(Extracted records)
==============================

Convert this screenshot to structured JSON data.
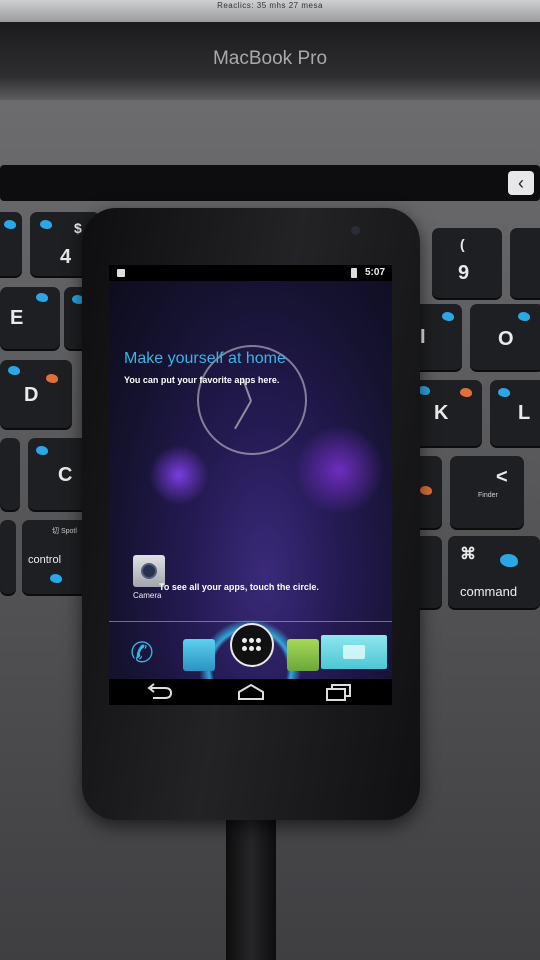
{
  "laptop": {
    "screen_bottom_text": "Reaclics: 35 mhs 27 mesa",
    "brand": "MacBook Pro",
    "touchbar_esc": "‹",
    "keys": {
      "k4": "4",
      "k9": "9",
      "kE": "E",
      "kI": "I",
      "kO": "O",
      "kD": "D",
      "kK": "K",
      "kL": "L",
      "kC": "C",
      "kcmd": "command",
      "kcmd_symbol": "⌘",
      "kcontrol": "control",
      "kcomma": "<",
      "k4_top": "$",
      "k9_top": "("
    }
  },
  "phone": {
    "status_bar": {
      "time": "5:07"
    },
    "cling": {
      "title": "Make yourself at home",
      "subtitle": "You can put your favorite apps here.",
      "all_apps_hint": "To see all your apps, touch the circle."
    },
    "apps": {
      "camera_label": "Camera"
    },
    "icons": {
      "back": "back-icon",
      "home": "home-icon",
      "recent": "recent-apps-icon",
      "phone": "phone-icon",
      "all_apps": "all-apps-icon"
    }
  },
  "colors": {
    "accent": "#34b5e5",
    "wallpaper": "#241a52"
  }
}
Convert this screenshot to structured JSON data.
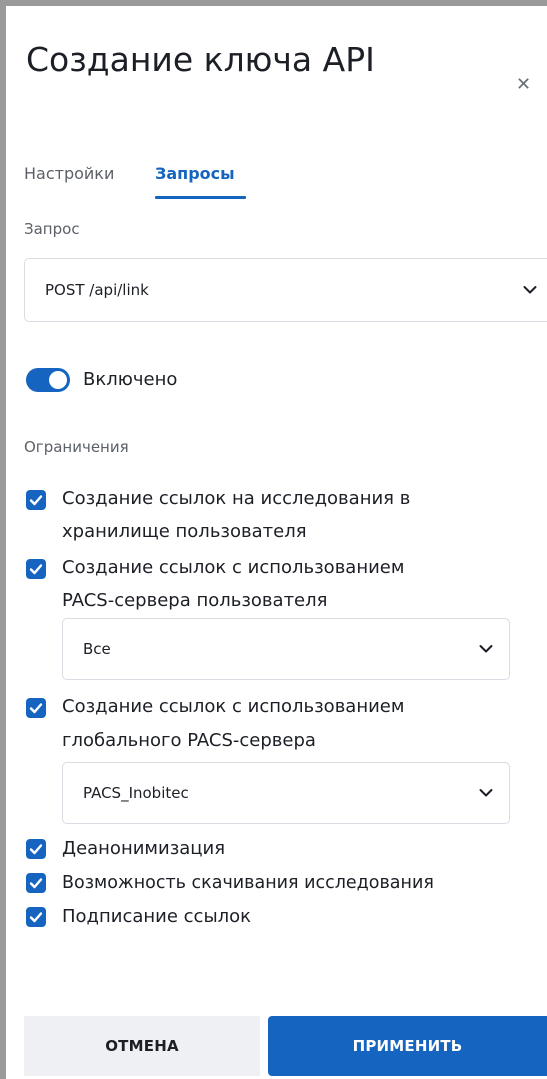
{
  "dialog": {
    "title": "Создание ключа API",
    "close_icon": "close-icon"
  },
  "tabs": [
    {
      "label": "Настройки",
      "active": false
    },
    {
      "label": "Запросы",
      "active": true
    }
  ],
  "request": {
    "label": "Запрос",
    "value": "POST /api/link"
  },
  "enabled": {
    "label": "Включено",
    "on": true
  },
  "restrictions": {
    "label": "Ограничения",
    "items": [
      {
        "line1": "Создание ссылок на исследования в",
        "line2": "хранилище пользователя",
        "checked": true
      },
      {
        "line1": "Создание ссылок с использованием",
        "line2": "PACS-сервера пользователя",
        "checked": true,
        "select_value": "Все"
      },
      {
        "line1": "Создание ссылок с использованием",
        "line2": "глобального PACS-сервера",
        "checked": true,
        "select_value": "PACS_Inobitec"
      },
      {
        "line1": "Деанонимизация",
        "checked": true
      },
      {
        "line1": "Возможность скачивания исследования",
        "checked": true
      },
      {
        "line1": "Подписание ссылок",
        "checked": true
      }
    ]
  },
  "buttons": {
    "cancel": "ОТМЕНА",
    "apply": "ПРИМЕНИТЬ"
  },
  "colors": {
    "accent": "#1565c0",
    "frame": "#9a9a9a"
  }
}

==============================

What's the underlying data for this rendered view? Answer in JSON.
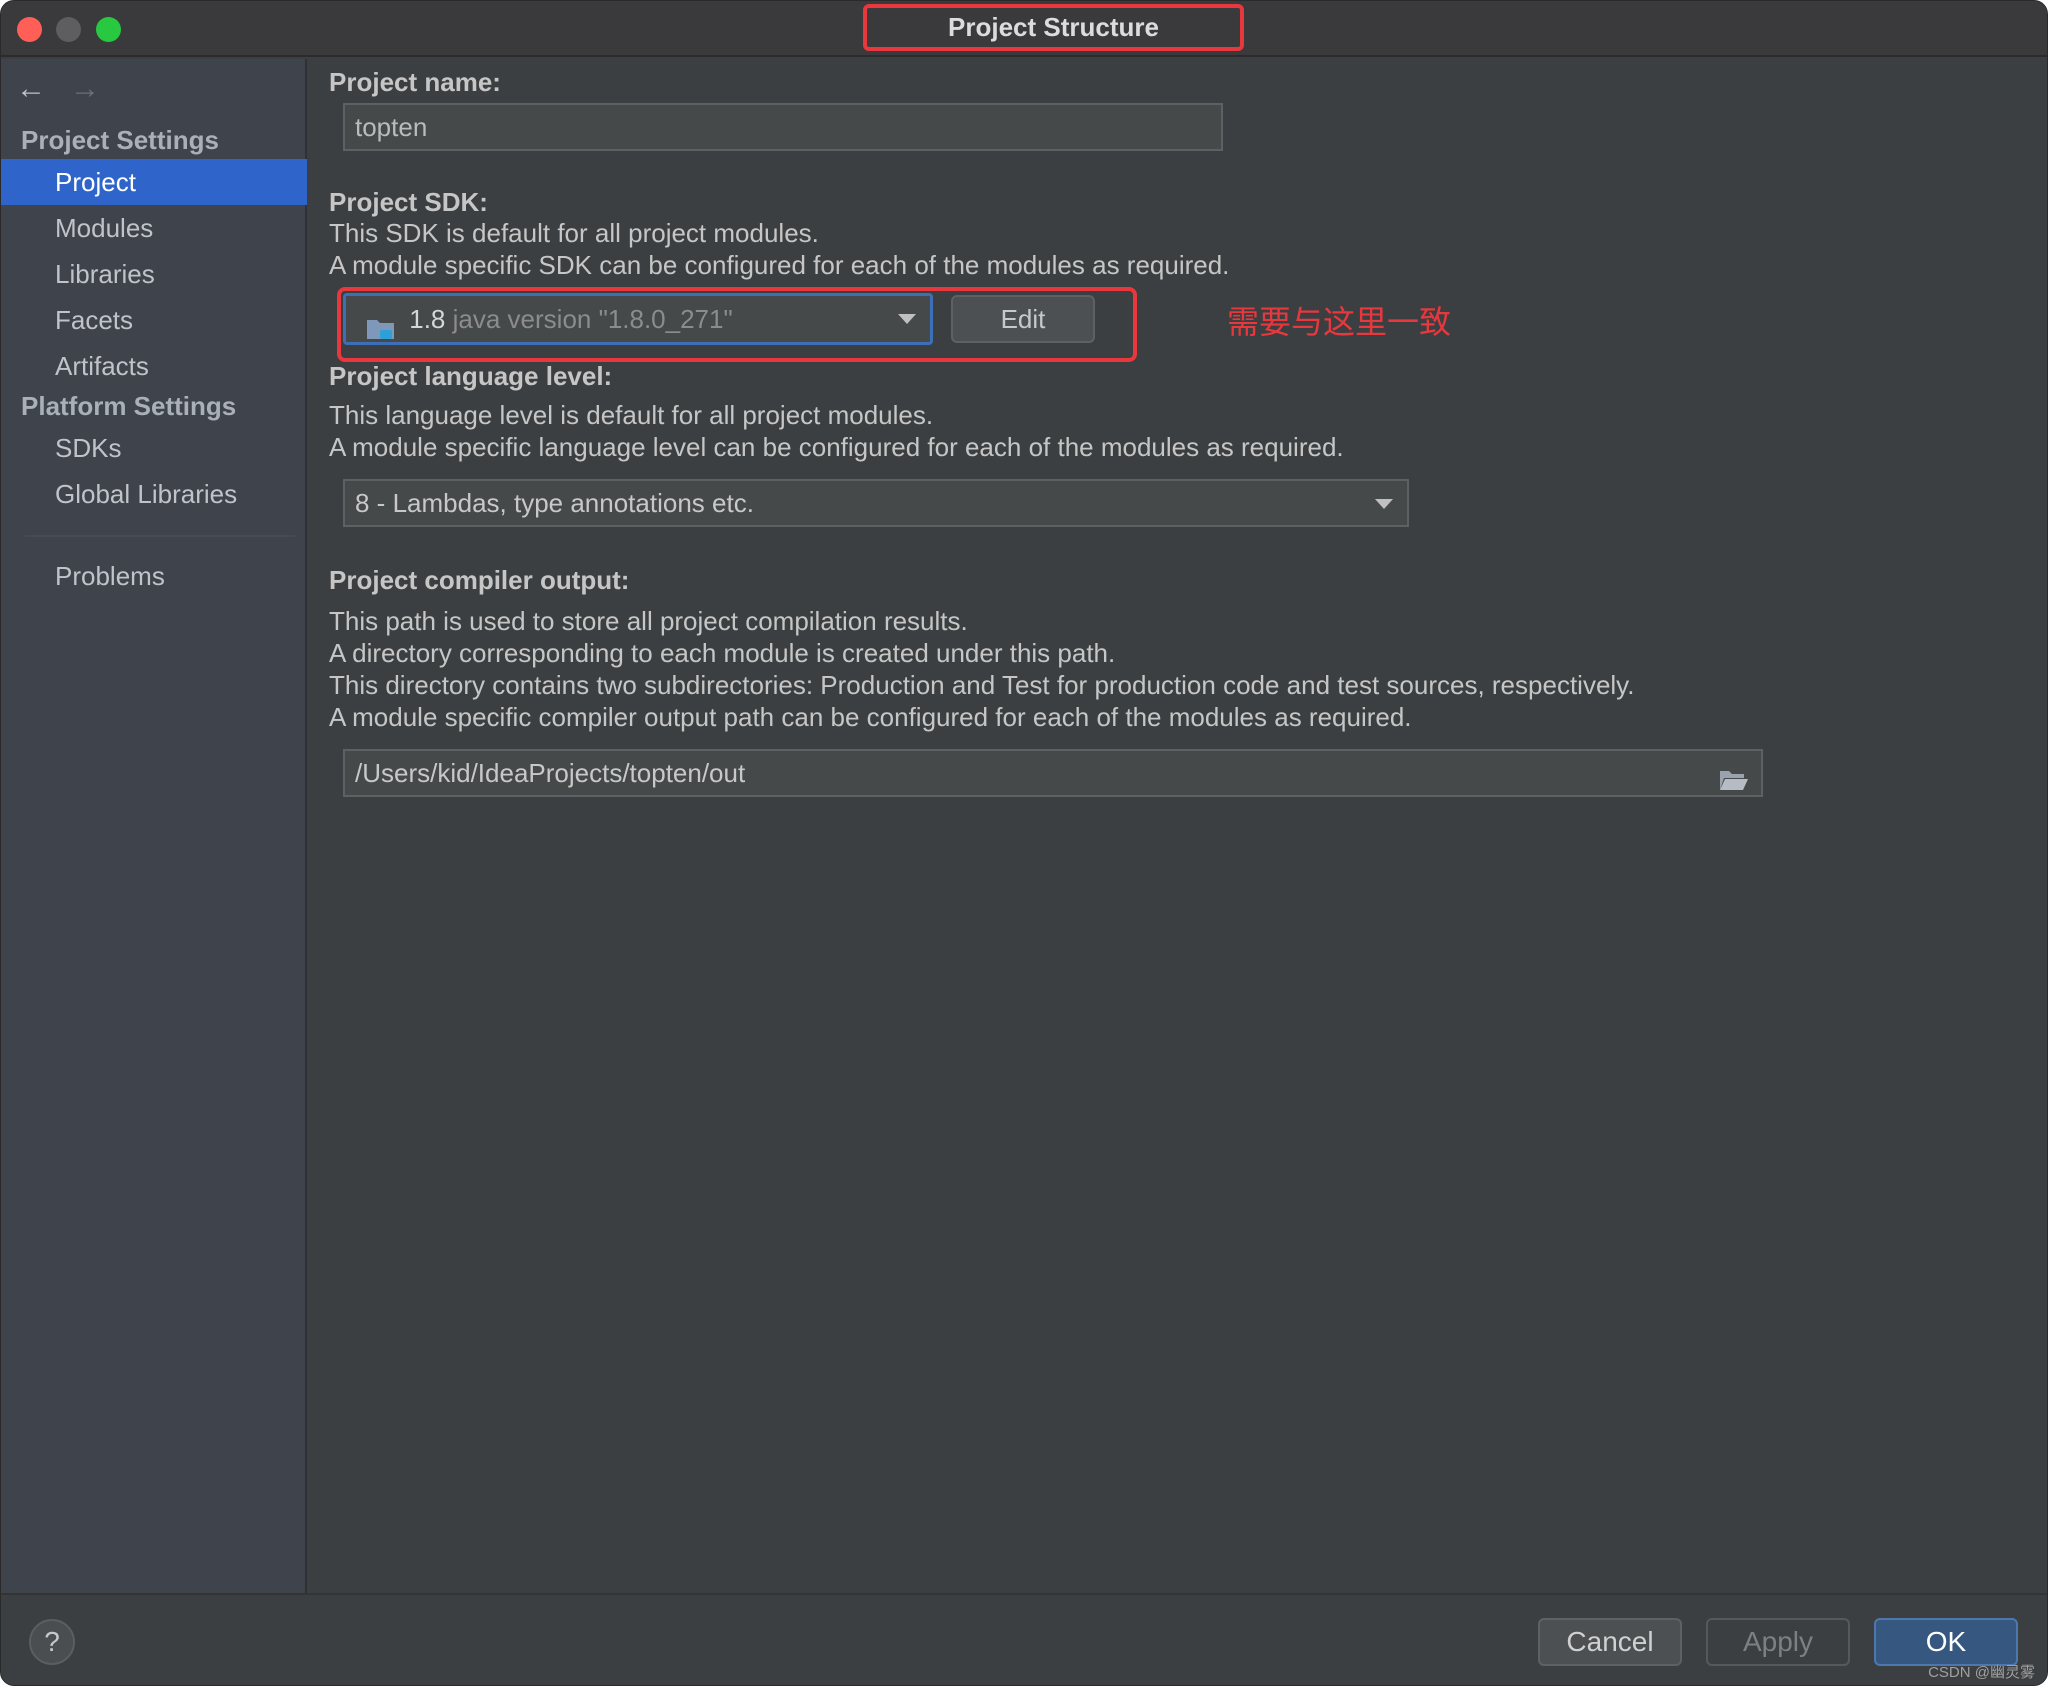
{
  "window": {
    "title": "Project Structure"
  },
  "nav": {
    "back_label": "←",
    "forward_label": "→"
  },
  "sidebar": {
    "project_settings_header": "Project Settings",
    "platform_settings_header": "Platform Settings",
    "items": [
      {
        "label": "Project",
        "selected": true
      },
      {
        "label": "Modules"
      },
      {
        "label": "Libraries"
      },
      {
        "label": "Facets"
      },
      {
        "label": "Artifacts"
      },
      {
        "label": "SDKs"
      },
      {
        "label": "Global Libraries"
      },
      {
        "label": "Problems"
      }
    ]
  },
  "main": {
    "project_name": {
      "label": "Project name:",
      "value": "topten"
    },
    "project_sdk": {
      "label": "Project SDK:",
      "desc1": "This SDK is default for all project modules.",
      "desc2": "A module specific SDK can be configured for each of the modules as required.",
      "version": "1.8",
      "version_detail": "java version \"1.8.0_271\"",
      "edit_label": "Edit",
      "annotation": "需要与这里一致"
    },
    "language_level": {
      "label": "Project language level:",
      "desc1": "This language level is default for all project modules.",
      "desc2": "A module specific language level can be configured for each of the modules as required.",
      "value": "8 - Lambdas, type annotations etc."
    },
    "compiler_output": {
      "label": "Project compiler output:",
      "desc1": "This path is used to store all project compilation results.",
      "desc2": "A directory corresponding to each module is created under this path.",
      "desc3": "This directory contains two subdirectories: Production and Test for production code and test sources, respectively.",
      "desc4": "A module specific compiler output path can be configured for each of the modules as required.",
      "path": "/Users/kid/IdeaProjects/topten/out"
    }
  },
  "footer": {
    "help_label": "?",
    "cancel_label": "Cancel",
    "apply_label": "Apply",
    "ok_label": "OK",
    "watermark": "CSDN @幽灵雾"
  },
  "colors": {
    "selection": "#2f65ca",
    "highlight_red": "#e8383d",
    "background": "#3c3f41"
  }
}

==============================

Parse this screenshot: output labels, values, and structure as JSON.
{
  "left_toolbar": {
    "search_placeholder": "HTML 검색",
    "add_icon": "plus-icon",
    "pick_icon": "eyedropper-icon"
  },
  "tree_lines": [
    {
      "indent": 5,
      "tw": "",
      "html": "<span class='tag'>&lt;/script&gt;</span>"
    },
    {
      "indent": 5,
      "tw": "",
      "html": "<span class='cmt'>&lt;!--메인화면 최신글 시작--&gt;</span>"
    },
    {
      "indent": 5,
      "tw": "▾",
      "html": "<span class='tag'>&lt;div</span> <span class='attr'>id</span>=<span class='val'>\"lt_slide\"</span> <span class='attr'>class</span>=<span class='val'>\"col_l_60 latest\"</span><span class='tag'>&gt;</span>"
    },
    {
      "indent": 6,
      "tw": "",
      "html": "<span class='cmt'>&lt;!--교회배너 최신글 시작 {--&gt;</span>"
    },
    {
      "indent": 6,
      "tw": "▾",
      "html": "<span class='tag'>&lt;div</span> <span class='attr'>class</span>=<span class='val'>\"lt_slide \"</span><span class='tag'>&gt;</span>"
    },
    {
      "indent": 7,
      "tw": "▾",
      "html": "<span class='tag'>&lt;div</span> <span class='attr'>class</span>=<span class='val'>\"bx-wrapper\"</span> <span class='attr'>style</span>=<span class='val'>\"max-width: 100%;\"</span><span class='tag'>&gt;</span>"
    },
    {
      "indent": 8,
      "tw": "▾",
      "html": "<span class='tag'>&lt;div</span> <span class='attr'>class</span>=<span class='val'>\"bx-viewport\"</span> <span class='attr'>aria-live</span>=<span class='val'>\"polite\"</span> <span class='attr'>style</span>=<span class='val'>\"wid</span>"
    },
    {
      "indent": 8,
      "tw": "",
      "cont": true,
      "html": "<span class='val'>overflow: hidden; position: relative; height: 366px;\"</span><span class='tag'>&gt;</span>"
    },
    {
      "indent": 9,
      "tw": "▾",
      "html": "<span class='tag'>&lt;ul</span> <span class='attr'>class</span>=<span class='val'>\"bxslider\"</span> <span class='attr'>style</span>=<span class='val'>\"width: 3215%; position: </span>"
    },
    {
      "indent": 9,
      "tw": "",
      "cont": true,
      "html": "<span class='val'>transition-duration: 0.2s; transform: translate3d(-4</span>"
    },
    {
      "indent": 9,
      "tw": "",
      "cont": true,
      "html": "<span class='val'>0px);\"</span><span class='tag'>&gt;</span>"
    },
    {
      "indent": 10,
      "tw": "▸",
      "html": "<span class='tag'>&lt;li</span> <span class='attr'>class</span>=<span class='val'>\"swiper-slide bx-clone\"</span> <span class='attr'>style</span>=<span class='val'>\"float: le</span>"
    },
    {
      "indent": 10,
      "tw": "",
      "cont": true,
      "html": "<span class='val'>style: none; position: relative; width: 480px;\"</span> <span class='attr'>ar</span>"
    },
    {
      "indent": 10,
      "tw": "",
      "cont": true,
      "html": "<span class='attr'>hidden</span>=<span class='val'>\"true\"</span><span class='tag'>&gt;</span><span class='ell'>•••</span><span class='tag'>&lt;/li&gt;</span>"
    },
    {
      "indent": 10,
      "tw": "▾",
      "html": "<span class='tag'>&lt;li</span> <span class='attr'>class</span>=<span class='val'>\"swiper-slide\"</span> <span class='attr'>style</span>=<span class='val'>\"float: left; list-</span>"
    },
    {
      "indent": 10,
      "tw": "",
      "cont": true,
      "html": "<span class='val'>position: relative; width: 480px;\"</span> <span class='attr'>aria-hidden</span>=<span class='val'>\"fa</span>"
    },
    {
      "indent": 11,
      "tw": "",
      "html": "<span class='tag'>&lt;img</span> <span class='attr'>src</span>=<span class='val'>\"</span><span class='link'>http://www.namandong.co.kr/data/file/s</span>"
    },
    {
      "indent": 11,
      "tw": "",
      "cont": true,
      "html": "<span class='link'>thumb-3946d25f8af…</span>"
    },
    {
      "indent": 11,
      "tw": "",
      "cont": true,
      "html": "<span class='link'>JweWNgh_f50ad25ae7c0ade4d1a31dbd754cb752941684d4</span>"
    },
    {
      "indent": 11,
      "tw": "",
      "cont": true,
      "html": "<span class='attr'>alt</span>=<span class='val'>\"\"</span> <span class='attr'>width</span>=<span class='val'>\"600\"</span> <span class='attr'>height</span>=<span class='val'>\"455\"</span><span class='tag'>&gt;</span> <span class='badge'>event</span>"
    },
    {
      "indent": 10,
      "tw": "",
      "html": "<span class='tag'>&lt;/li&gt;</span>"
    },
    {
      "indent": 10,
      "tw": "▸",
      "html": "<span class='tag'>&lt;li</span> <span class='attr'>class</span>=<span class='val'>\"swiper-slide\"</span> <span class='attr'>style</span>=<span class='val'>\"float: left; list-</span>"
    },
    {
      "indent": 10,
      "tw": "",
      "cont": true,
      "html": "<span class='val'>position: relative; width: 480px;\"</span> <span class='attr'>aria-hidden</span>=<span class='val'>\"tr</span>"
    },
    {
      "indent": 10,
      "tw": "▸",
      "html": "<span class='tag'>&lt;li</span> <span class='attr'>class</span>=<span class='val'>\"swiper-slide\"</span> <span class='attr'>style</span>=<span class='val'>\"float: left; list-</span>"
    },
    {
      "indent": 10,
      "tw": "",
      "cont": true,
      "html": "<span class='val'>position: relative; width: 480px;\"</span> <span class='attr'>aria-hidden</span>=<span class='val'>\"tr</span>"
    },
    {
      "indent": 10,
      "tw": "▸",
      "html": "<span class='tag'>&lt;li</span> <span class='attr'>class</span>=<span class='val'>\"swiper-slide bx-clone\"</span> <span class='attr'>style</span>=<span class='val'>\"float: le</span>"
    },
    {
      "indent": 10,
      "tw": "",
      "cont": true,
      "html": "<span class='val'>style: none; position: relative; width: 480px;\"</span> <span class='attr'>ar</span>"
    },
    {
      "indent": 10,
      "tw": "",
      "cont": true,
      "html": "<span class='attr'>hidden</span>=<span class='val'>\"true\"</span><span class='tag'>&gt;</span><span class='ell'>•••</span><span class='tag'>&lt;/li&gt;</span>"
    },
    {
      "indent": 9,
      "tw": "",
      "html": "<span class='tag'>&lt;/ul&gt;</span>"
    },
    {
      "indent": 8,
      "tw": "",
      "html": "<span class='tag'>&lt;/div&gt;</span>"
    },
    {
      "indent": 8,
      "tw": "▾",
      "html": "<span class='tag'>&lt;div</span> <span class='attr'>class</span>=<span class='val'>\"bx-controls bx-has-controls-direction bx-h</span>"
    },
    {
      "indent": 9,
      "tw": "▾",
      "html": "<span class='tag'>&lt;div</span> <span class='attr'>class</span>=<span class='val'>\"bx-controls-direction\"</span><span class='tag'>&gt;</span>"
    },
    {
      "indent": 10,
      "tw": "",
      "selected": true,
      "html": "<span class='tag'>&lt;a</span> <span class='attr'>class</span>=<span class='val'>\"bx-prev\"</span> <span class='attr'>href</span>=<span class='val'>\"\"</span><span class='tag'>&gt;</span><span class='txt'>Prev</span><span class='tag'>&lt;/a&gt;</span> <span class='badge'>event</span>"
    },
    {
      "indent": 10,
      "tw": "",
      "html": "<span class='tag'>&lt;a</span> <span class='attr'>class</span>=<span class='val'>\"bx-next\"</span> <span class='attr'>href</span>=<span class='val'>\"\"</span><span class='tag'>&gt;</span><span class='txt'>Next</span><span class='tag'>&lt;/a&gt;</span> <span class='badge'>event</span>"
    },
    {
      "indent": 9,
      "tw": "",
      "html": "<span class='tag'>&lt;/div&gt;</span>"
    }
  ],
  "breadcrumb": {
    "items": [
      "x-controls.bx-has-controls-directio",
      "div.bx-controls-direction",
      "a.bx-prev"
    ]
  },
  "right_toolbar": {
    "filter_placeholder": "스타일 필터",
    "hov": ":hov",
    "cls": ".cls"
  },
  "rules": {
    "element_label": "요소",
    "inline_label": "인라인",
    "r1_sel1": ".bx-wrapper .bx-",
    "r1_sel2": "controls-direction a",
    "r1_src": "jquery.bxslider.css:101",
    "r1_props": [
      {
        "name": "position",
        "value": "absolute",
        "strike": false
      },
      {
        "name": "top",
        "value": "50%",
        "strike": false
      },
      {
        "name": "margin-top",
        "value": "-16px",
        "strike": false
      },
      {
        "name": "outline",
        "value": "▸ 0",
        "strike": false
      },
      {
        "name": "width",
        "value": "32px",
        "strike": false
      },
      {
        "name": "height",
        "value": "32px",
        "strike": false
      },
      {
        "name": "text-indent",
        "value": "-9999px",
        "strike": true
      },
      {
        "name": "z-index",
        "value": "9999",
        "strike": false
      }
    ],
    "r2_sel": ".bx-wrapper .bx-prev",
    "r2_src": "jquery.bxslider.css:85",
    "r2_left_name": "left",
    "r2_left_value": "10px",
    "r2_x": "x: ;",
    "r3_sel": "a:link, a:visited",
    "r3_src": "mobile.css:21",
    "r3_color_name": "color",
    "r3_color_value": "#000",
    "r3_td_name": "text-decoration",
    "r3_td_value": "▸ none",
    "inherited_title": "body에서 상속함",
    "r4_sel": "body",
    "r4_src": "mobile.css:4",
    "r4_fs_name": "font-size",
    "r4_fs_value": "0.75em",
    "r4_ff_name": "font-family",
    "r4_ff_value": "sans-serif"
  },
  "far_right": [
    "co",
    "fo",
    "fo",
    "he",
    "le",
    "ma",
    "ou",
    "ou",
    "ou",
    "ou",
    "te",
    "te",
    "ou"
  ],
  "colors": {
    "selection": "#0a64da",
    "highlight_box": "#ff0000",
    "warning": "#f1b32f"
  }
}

==============================

Exercise brief :: Copy out each line in the listing that has the word "jquery".

Output below ::
    "r1_src": "jquery.bxslider.css:101",
    "r2_src": "jquery.bxslider.css:85",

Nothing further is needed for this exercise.